Restituez mot pour mot le passage de l'extrait sur le harcèlement moral qui va de « En effet, l’omission » jusqu'à « travail du salarié. » inclus.

* Extrait du texte
⟨
Par ailleurs, les pièces médicales produites établissent la réalité des difficultés de santé que M. [J] a présentées, un syndrome dépressif, mais pas leur genèse dès lors que les médecins et professionnels de santé n’ont connu de sa situation que ce qu’il a bien voulu leur en dire. Ces pièces médicales ne peuvent donc suffire à établir la matérialité des agissements retenus précédemment comme non établis.
Il s’ensuit que M. [J] dénonce des faits qui pour certains ne sont pas matériellement établis et, pour ceux qui le sont, à savoir :
l’absence de versements des commissions dues pour les mois de février, juillet et septembre 2021 par l’employeur,
l’omission de déclaration des rémunérations des années 2003 et 2004 à l’assurance retraite,
l’assistance à une réunion le 4 novembre 2020 malgré un arrêt de travail du 30 octobre au 5 novembre 2020,
même pris dans leur ensemble, ne laissent présumer l’existence d’un harcèlement moral.
En effet, l’omission de déclaration des rémunérations des années 2003 et 2004 ne relève pas d’un harcèlement moral puisque la date à laquelle M. [J] a découvert cette erreur n’est pas connue et cette erreur, facilement rectifiable, n’est pas de nature à avoir des conséquences sur l’état de santé ou les conditions de travail du salarié.
⟩
* Données présentées
⟨
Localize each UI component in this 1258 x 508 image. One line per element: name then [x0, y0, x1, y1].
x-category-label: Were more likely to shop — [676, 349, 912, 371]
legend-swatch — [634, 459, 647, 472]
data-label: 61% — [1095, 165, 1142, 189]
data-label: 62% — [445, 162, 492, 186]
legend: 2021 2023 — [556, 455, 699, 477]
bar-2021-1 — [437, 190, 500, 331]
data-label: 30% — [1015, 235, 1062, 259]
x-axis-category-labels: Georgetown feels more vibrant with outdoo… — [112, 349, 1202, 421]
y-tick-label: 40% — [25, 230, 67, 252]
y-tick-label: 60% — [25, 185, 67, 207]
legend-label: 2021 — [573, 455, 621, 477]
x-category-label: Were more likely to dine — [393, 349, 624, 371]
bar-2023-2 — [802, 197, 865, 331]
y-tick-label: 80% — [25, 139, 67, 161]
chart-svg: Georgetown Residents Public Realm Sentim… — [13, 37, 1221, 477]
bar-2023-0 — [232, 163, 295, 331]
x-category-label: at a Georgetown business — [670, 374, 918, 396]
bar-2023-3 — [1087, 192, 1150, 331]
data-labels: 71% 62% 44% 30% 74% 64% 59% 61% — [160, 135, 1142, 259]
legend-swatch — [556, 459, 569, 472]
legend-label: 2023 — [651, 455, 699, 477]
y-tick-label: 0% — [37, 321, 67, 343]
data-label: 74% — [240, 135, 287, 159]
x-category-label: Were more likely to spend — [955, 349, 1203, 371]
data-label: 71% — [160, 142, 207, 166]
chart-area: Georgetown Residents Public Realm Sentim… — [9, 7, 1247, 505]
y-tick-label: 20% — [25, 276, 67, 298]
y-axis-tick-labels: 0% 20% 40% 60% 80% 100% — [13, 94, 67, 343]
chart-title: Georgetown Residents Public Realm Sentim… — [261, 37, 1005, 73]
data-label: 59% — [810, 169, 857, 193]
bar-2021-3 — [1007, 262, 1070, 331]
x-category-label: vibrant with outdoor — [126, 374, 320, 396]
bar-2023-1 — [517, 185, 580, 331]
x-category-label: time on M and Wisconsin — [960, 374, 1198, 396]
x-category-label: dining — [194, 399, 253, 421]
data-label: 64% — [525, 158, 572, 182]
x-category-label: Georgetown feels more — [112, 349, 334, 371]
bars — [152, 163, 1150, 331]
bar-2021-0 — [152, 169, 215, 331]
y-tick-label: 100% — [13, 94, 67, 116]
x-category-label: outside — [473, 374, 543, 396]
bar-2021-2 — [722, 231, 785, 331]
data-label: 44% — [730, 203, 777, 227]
⟩
* Réponse attendue
En effet, l’omission de déclaration des rémunérations des années 2003 et 2004 ne relève pas d’un harcèlement moral puisque la date à laquelle M. [J] a découvert cette erreur n’est pas connue et cette erreur, facilement rectifiable, n’est pas de nature à avoir des conséquences sur l’état de santé ou les conditions de travail du salarié.